* [TRECHO FORNECIDO]
::::::

Em que pesem as elaborações de Neide de Almeida Fiori e João Roberto Moreira, a Reforma Trindade foi também objeto da historiografia catarinense pela via da formação de professores (Bombassaro, 2009, 2006) e de reverberações das iniciativas de modernização do ensino em Santa Catarina (Bombassaro & Silva, 2011), pela formação de redes de sociabilidade burocráticas em seus gabinetes de gestão (Gentil, 2014) e, por fim, pela estruturação burocrática imprimida no Departamento de Educação local (Schweitzer, 2008). Nesse sentido, a construção da narrativa a respeito dessa reestruturação do ensino oscilou de um teor fortemente crítico às iniciativas de Luiz Trindade à enumeração de suas iniciativas didáticas e pedagógicas. Contudo, é fato que Luiz Trindade preocupou-se com a divulgação de suas iniciativas pela via de publicações próprias6 e periódicas. Dentre elas, o número 2 da Revista de Educação (1936) chamou atenção pelos sujeitos que mobilizou e pela defesa reiterada das iniciativas de reforma que ali se engendraram.

::::::

* [TAREFAS A FAZER]
1. Traduza para o inglês esta frase do trecho sobre a Reforma Trindade: "Nesse sentido, a construção da narrativa a respeito dessa reestruturação do ensino oscilou de um teor fortemente crítico às iniciativas de Luiz Trindade à enumeração de suas iniciativas didáticas e pedagógicas."
2. Dê as linhas que vêm abaixo, da primeira delas até a que contém "y-tick-label: 100 xyxy=(110,70,160,106)", ambas incluídas, como uma tabela Markdown com as colunas Posição e Texto. Deixe de fora as linhas em branco.

* [LINHAS DE ORIGEM]
::::::

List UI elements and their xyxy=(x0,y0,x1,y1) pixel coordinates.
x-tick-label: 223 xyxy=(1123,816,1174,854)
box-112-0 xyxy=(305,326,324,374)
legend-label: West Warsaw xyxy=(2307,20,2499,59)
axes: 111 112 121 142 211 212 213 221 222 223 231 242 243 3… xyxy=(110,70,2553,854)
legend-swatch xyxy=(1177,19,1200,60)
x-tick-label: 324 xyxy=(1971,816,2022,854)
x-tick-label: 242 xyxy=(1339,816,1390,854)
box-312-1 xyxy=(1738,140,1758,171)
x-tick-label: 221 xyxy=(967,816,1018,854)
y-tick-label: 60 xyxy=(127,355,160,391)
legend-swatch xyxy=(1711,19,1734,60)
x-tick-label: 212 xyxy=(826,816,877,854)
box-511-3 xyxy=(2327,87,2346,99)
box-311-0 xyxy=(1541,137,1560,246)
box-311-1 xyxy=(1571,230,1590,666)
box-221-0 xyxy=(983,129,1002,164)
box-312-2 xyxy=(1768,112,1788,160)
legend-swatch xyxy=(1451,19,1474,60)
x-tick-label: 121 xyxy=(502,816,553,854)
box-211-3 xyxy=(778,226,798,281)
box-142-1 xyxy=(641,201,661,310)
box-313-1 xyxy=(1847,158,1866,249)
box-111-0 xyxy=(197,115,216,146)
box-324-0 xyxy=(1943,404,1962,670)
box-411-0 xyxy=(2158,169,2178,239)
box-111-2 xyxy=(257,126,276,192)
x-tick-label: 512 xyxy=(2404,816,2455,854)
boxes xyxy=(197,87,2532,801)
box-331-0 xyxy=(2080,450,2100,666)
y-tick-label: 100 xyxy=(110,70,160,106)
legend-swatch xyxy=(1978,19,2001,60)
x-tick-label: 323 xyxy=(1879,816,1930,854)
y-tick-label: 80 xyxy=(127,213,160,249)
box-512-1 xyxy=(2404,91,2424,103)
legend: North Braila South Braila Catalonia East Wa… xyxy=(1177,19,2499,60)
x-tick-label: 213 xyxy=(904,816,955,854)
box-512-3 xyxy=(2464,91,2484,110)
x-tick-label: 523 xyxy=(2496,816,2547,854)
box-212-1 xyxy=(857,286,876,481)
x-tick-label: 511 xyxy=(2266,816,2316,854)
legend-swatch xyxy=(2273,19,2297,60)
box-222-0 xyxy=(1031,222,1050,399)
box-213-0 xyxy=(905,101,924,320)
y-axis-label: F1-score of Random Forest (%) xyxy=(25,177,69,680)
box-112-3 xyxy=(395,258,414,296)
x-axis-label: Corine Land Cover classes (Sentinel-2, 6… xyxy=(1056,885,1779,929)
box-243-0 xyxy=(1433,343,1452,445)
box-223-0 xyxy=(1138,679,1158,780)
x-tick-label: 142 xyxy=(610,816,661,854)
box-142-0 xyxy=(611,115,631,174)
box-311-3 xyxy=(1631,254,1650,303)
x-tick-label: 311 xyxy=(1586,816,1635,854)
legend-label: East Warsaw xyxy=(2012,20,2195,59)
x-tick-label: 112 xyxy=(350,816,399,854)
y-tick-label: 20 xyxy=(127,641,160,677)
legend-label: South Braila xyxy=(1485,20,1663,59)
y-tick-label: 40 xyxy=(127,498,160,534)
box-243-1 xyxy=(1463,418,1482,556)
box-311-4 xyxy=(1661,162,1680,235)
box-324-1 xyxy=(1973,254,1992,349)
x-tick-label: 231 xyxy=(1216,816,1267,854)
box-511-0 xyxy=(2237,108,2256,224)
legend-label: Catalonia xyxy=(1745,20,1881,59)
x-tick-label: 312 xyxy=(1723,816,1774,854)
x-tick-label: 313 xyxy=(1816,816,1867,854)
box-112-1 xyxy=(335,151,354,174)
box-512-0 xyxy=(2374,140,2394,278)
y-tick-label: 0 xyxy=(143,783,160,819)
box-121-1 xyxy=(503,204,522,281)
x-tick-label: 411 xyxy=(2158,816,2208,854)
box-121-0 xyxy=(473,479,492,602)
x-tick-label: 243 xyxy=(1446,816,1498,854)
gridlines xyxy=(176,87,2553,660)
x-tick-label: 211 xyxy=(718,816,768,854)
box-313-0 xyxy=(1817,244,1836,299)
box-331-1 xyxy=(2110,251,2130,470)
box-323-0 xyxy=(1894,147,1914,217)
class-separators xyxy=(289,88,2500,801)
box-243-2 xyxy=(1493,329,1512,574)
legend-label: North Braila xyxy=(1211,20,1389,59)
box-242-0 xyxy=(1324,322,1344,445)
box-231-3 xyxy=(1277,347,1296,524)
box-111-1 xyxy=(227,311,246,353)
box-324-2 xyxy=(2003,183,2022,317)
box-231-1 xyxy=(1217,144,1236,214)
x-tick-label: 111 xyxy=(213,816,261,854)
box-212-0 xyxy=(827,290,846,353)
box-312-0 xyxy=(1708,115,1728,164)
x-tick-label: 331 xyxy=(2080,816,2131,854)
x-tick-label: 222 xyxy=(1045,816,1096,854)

::::::

* [RESPOSTAS POR TAREFA]
1. In this sense, the construction of the narrative about this restructuring of education ranged from a strongly critical tone toward Luiz Trindade's initiatives to an enumeration of his didactic and pedagogical initiatives.

2.
| Posição | Texto |
|---|---|
| 1 | List UI elements and their xyxy=(x0,y0,x1,y1) pixel coordinates. |
| 2 | x-tick-label: 223 xyxy=(1123,816,1174,854) |
| 3 | box-112-0 xyxy=(305,326,324,374) |
| 4 | legend-label: West Warsaw xyxy=(2307,20,2499,59) |
| 5 | axes: 111 112 121 142 211 212 213 221 222 223 231 242 243 3… xyxy=(110,70,2553,854) |
| 6 | legend-swatch xyxy=(1177,19,1200,60) |
| 7 | x-tick-label: 324 xyxy=(1971,816,2022,854) |
| 8 | x-tick-label: 242 xyxy=(1339,816,1390,854) |
| 9 | box-312-1 xyxy=(1738,140,1758,171) |
| 10 | x-tick-label: 221 xyxy=(967,816,1018,854) |
| 11 | y-tick-label: 60 xyxy=(127,355,160,391) |
| 12 | legend-swatch xyxy=(1711,19,1734,60) |
| 13 | x-tick-label: 212 xyxy=(826,816,877,854) |
| 14 | box-511-3 xyxy=(2327,87,2346,99) |
| 15 | box-311-0 xyxy=(1541,137,1560,246) |
| 16 | box-311-1 xyxy=(1571,230,1590,666) |
| 17 | box-221-0 xyxy=(983,129,1002,164) |
| 18 | box-312-2 xyxy=(1768,112,1788,160) |
| 19 | legend-swatch xyxy=(1451,19,1474,60) |
| 20 | x-tick-label: 121 xyxy=(502,816,553,854) |
| 21 | box-211-3 xyxy=(778,226,798,281) |
| 22 | box-142-1 xyxy=(641,201,661,310) |
| 23 | box-313-1 xyxy=(1847,158,1866,249) |
| 24 | box-111-0 xyxy=(197,115,216,146) |
| 25 | box-324-0 xyxy=(1943,404,1962,670) |
| 26 | box-411-0 xyxy=(2158,169,2178,239) |
| 27 | box-111-2 xyxy=(257,126,276,192) |
| 28 | x-tick-label: 512 xyxy=(2404,816,2455,854) |
| 29 | boxes xyxy=(197,87,2532,801) |
| 30 | box-331-0 xyxy=(2080,450,2100,666) |
| 31 | y-tick-label: 100 xyxy=(110,70,160,106) |